=== 引用文 ===

2013/10/29

タブリーズのバザール

イラン旅も残す所2日。

思い残す事は?

あります。

この1ヶ月ぐるりとイランを回り、観光地バザールも行けば、ローカルバザールに行って
探していたものは、キリム。

あと、1日でイランを出るのにキリムを手に入れてない。

テヘランからここまで来るのに、バザールに行くことも出来たんだけど、もう人ごみを
歩く気力がなくて、どちらかと言えば山の上で本でも読んでいたい、そして温泉で疲れを
癒し、静かにイランを出たかった。

キリムも色々見てきたけど、コレという出会いがなかったということは仕方ない。
残念だったけど、縁がなかったと思い諦めることにした。

帰りのトルコで買ってもいいんだし。。。

そんな感じで、最後ふらーっと立ち寄ったタブリーズ。
ここにあったバザールは、つい先日知ったんだけど、世界遺産だったみたい。

=== 提供資料 ===
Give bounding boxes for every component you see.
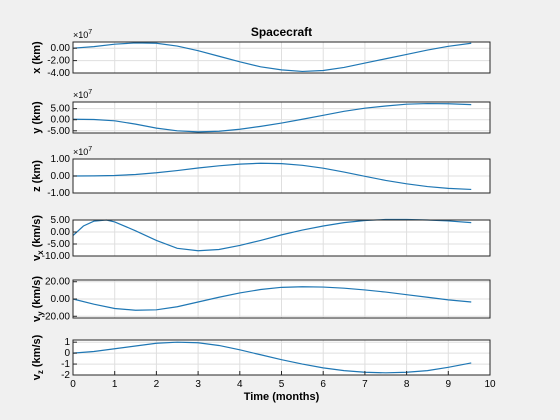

=== 作業内容 ===
上記の引用文を全文、一字一句違えずに書き写してください。

=== 完了した作業 ===
2013/10/29

タブリーズのバザール

イラン旅も残す所2日。

思い残す事は?

あります。

この1ヶ月ぐるりとイランを回り、観光地バザールも行けば、ローカルバザールに行って
探していたものは、キリム。

あと、1日でイランを出るのにキリムを手に入れてない。

テヘランからここまで来るのに、バザールに行くことも出来たんだけど、もう人ごみを
歩く気力がなくて、どちらかと言えば山の上で本でも読んでいたい、そして温泉で疲れを
癒し、静かにイランを出たかった。

キリムも色々見てきたけど、コレという出会いがなかったということは仕方ない。
残念だったけど、縁がなかったと思い諦めることにした。

帰りのトルコで買ってもいいんだし。。。

そんな感じで、最後ふらーっと立ち寄ったタブリーズ。
ここにあったバザールは、つい先日知ったんだけど、世界遺産だったみたい。